:: What is expected ::
Give the data below again exactly as it stands. Omit the pictures.
## BEGIN
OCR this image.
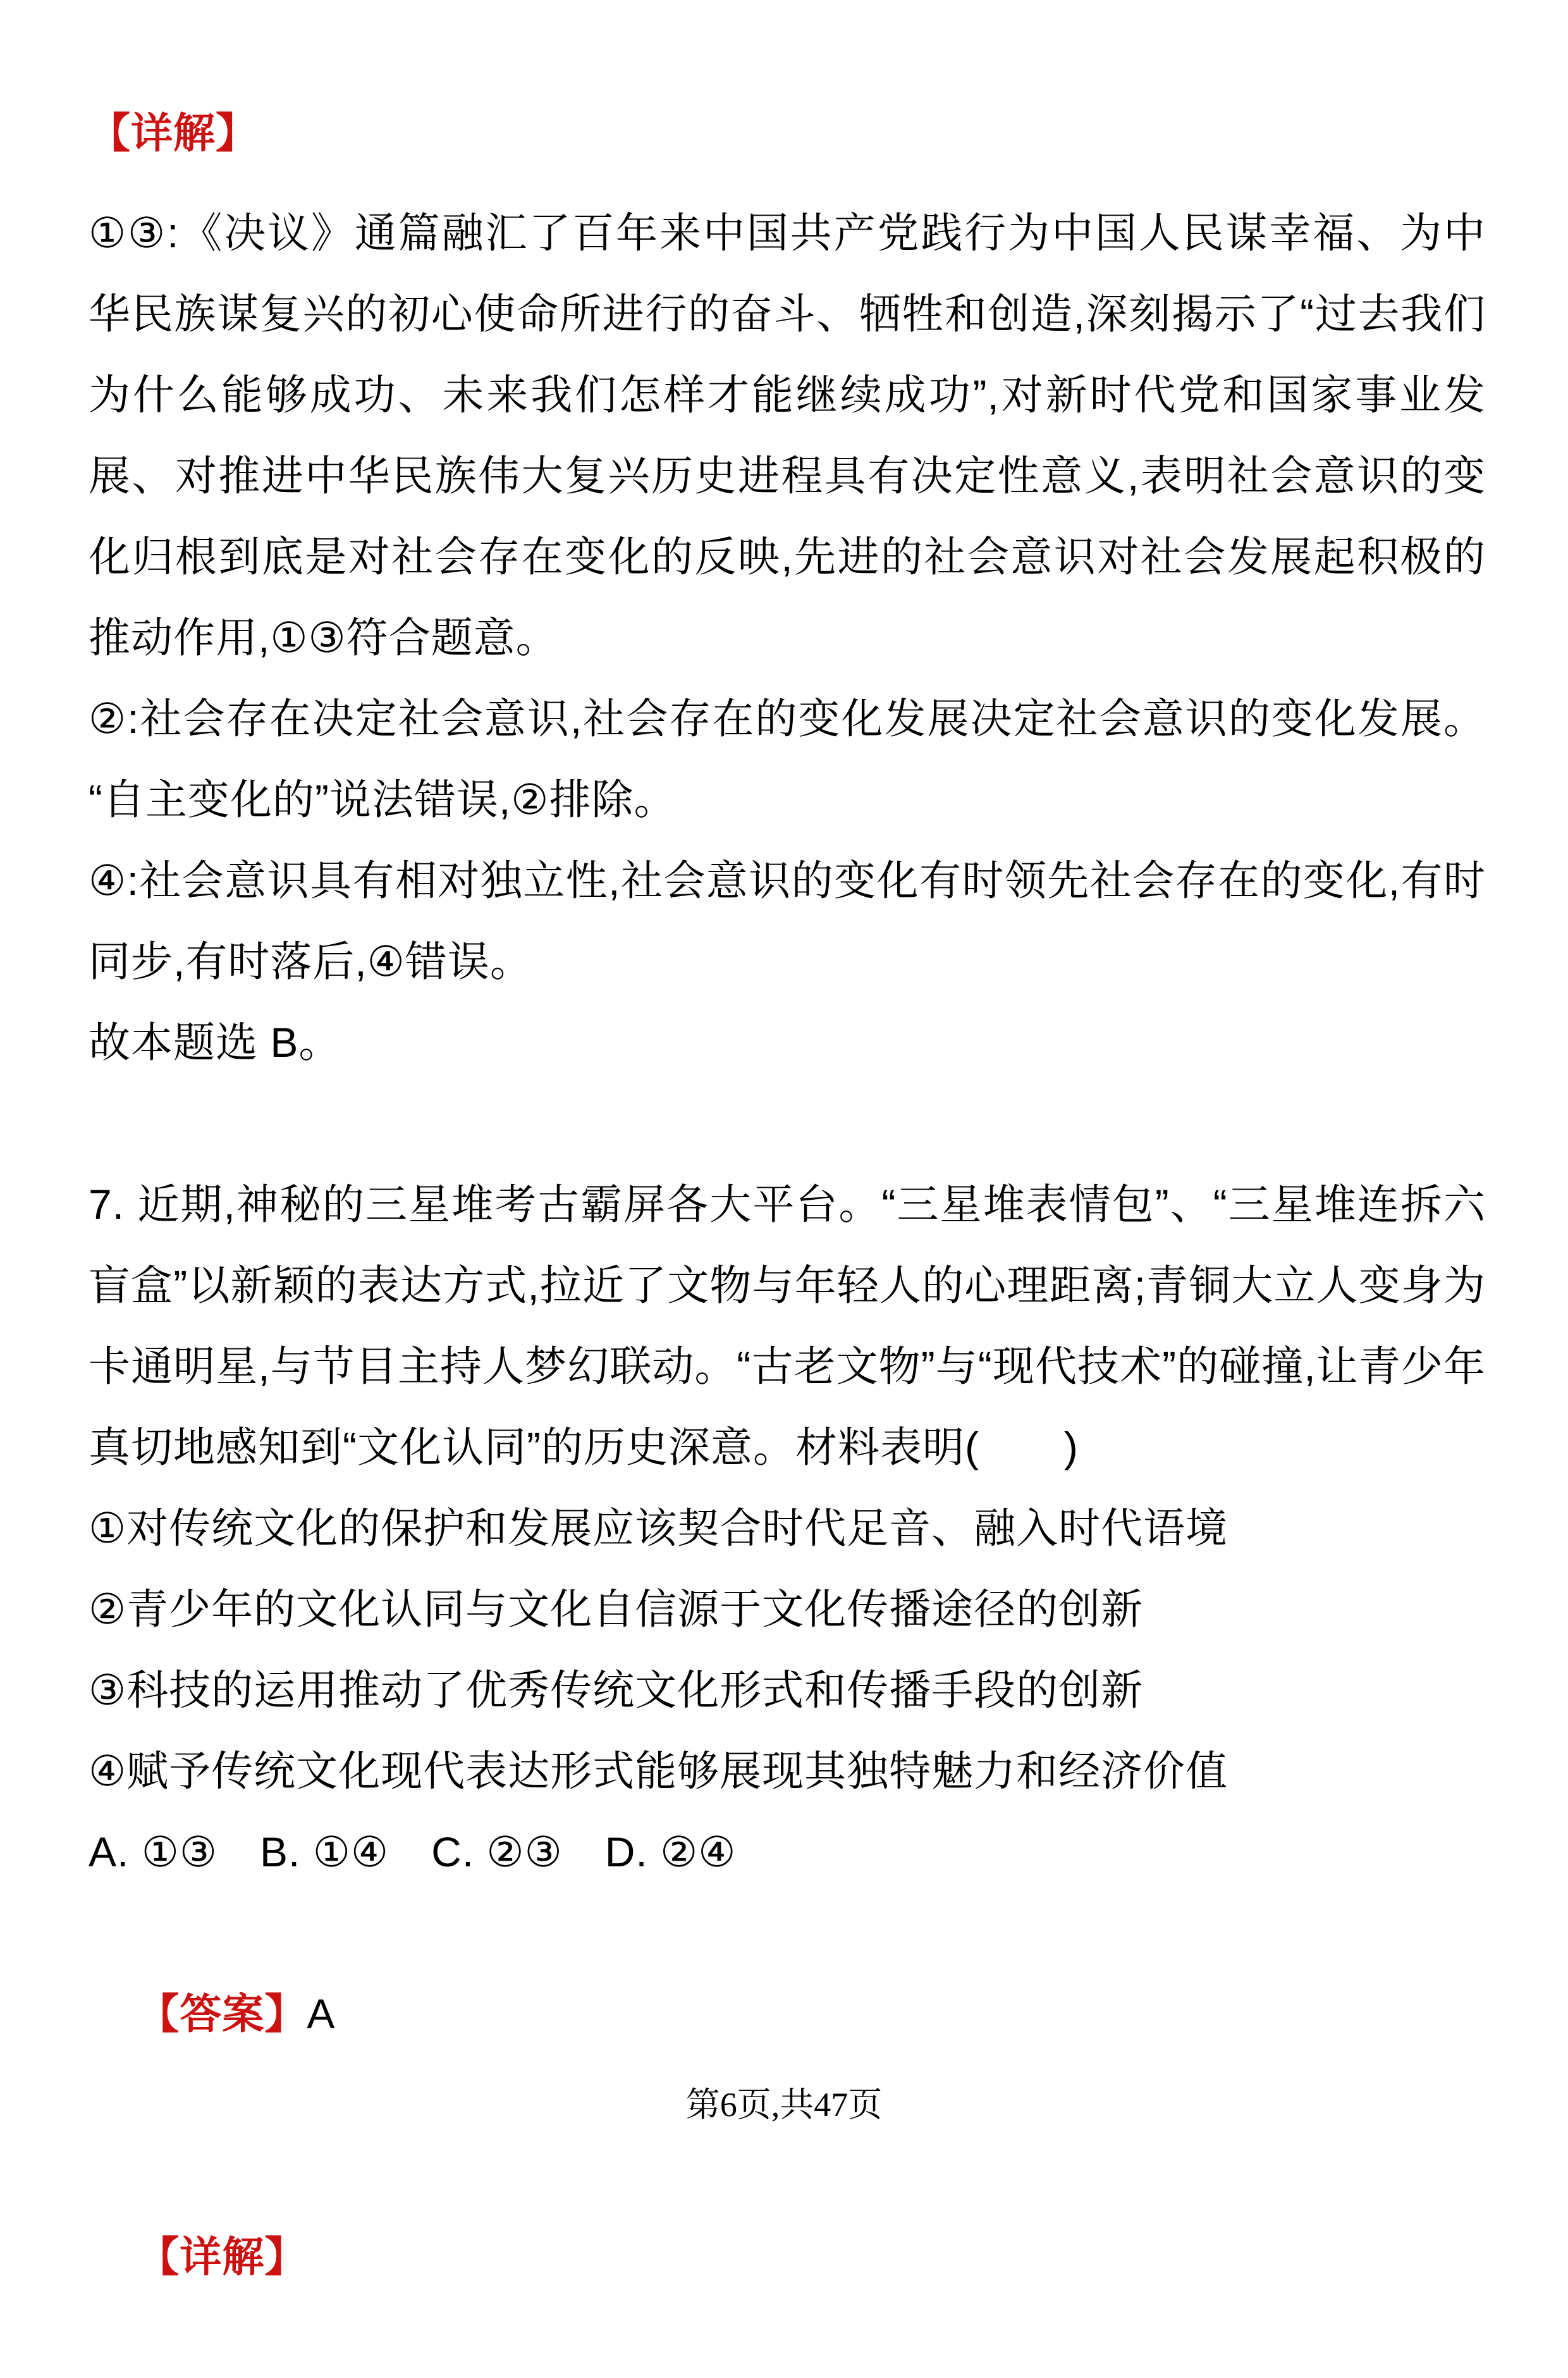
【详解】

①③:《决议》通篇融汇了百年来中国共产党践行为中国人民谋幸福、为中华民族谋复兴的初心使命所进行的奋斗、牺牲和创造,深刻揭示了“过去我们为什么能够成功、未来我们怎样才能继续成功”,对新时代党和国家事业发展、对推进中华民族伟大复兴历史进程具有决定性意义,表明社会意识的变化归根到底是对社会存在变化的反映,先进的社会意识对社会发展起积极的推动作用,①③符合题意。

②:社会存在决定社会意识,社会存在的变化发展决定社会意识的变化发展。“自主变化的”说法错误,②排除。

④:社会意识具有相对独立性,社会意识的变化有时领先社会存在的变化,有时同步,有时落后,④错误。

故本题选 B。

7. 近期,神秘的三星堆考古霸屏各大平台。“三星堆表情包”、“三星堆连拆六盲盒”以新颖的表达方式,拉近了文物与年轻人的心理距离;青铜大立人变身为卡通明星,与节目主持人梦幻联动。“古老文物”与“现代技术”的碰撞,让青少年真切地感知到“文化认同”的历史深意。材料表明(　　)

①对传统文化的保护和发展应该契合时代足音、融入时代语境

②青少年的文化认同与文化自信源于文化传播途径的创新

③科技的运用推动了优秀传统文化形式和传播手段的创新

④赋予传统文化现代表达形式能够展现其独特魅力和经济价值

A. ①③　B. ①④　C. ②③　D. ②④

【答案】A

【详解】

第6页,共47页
## END
:: Output for this exercise ::
OCR this image.
【详解】

①③:《决议》通篇融汇了百年来中国共产党践行为中国人民谋幸福、为中华民族谋复兴的初心使命所进行的奋斗、牺牲和创造,深刻揭示了“过去我们为什么能够成功、未来我们怎样才能继续成功”,对新时代党和国家事业发展、对推进中华民族伟大复兴历史进程具有决定性意义,表明社会意识的变化归根到底是对社会存在变化的反映,先进的社会意识对社会发展起积极的推动作用,①③符合题意。

②:社会存在决定社会意识,社会存在的变化发展决定社会意识的变化发展。“自主变化的”说法错误,②排除。

④:社会意识具有相对独立性,社会意识的变化有时领先社会存在的变化,有时同步,有时落后,④错误。

故本题选 B。

7. 近期,神秘的三星堆考古霸屏各大平台。“三星堆表情包”、“三星堆连拆六盲盒”以新颖的表达方式,拉近了文物与年轻人的心理距离;青铜大立人变身为卡通明星,与节目主持人梦幻联动。“古老文物”与“现代技术”的碰撞,让青少年真切地感知到“文化认同”的历史深意。材料表明(　　)

①对传统文化的保护和发展应该契合时代足音、融入时代语境

②青少年的文化认同与文化自信源于文化传播途径的创新

③科技的运用推动了优秀传统文化形式和传播手段的创新

④赋予传统文化现代表达形式能够展现其独特魅力和经济价值

A. ①③　B. ①④　C. ②③　D. ②④

【答案】A

【详解】

第6页,共47页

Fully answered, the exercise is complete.